__DATA FOR THIS EXERCISE__.

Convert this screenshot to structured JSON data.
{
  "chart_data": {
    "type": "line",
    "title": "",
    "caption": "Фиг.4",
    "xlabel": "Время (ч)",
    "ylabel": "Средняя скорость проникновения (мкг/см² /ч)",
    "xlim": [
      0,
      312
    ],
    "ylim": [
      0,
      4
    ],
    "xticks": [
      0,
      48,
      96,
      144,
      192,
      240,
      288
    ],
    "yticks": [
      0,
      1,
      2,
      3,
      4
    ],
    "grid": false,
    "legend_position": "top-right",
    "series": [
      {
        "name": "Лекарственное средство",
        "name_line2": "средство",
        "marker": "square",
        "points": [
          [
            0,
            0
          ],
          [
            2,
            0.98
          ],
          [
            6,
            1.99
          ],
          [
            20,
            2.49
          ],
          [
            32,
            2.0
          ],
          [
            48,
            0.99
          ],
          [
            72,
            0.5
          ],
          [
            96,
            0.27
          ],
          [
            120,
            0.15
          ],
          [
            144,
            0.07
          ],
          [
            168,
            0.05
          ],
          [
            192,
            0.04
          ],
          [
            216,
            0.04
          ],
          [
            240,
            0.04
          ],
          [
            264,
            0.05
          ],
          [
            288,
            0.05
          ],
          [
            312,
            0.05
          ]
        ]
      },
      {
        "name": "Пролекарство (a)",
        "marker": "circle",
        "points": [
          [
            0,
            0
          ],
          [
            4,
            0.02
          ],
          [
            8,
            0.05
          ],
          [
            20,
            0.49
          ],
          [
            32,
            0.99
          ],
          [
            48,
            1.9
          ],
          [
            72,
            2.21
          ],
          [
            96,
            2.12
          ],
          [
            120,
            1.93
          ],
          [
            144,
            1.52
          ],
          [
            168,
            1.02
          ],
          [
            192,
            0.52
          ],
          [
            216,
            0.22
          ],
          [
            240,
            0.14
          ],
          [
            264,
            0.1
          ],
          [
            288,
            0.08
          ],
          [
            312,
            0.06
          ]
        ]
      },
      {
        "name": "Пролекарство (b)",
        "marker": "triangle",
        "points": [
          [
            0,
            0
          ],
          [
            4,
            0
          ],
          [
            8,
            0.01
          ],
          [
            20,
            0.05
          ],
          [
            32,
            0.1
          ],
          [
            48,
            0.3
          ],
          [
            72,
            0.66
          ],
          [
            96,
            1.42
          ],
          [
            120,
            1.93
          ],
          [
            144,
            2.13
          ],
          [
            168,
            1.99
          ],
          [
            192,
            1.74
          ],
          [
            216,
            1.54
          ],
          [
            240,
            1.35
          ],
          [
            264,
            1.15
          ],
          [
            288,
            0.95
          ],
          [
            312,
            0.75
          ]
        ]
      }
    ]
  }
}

__TASK GOAL__.
Show all lines above holding "Пролекарство".

__TASK ANSWER__.
        "name": "Пролекарство (a)",
        "name": "Пролекарство (b)",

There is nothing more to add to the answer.